→ Set exercise: Copy out the listing that follows, exact in every word, and skip the images.

→ Dataset entries:

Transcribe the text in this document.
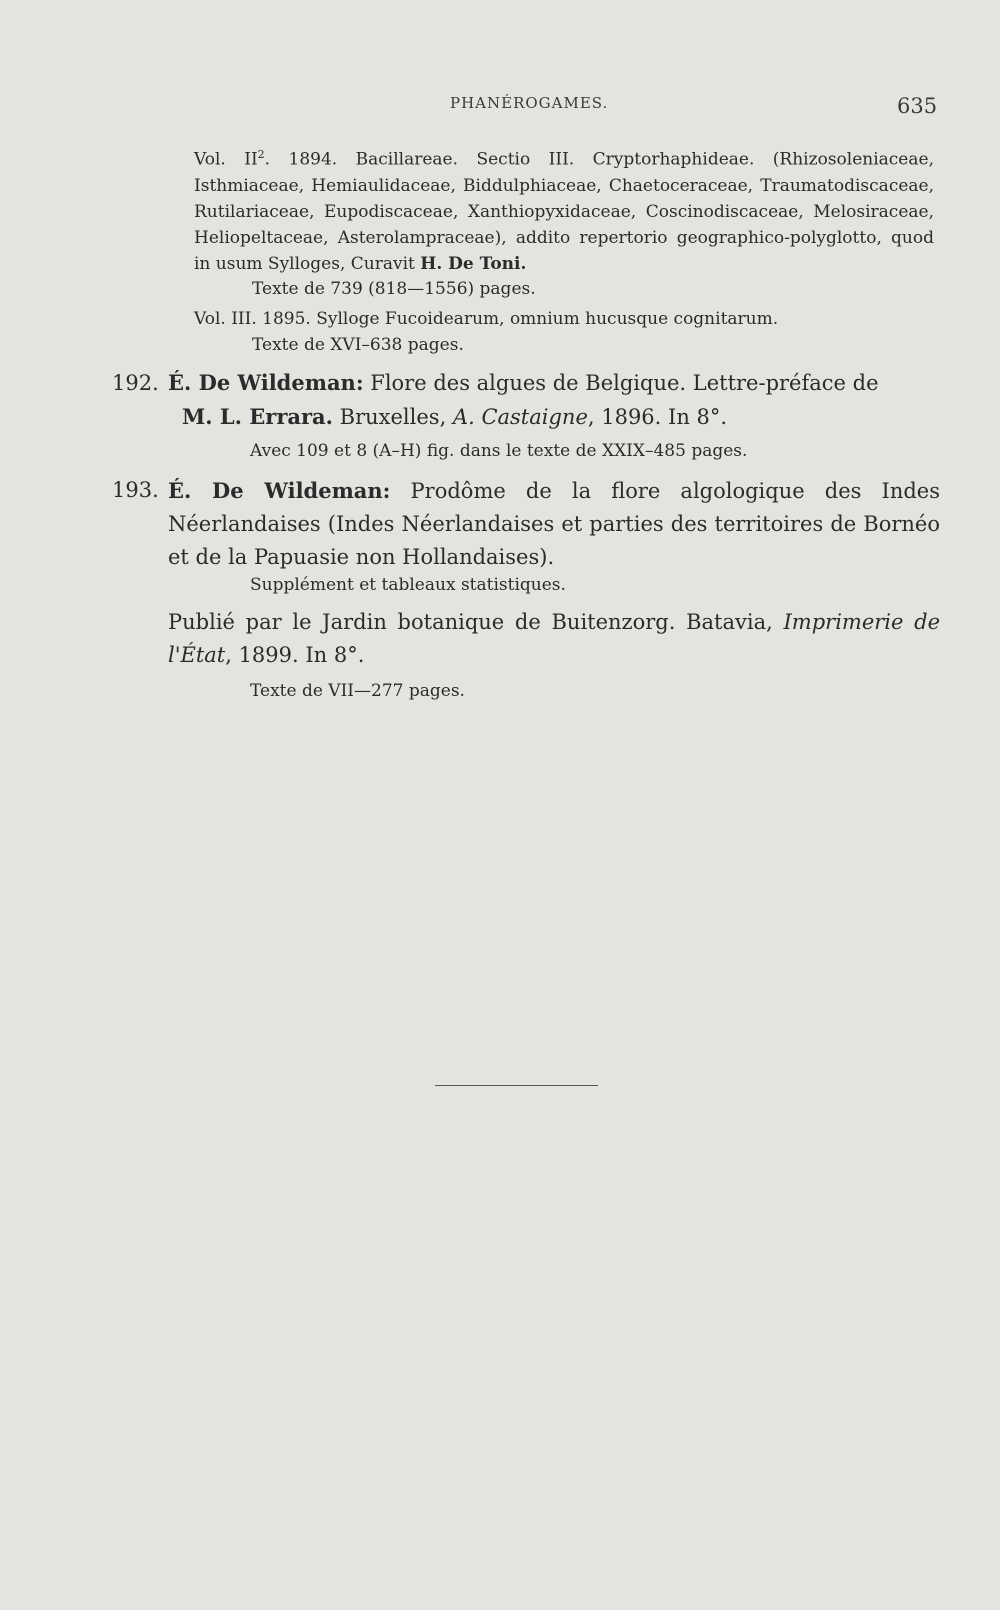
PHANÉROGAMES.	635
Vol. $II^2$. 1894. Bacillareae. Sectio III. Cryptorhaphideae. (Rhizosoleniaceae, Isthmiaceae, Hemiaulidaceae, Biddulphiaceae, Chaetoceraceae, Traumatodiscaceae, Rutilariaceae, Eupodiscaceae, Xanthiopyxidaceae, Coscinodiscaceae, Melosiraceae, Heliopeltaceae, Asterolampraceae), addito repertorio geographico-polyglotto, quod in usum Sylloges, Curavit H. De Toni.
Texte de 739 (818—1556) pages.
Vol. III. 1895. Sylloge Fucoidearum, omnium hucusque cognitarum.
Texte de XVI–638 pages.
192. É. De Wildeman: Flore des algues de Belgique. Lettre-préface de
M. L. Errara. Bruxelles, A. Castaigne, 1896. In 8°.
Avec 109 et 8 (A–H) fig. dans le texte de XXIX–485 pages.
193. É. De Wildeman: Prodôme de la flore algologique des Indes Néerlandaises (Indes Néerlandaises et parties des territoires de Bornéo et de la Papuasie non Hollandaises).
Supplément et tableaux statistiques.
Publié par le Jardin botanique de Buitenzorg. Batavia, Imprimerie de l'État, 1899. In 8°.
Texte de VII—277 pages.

→ Worked answer:
Transcribe the text in this document.
PHANÉROGAMES.	635
Vol. $II^2$. 1894. Bacillareae. Sectio III. Cryptorhaphideae. (Rhizosoleniaceae, Isthmiaceae, Hemiaulidaceae, Biddulphiaceae, Chaetoceraceae, Traumatodiscaceae, Rutilariaceae, Eupodiscaceae, Xanthiopyxidaceae, Coscinodiscaceae, Melosiraceae, Heliopeltaceae, Asterolampraceae), addito repertorio geographico-polyglotto, quod in usum Sylloges, Curavit H. De Toni.
Texte de 739 (818—1556) pages.
Vol. III. 1895. Sylloge Fucoidearum, omnium hucusque cognitarum.
Texte de XVI–638 pages.
192. É. De Wildeman: Flore des algues de Belgique. Lettre-préface de
M. L. Errara. Bruxelles, A. Castaigne, 1896. In 8°.
Avec 109 et 8 (A–H) fig. dans le texte de XXIX–485 pages.
193. É. De Wildeman: Prodôme de la flore algologique des Indes Néerlandaises (Indes Néerlandaises et parties des territoires de Bornéo et de la Papuasie non Hollandaises).
Supplément et tableaux statistiques.
Publié par le Jardin botanique de Buitenzorg. Batavia, Imprimerie de l'État, 1899. In 8°.
Texte de VII—277 pages.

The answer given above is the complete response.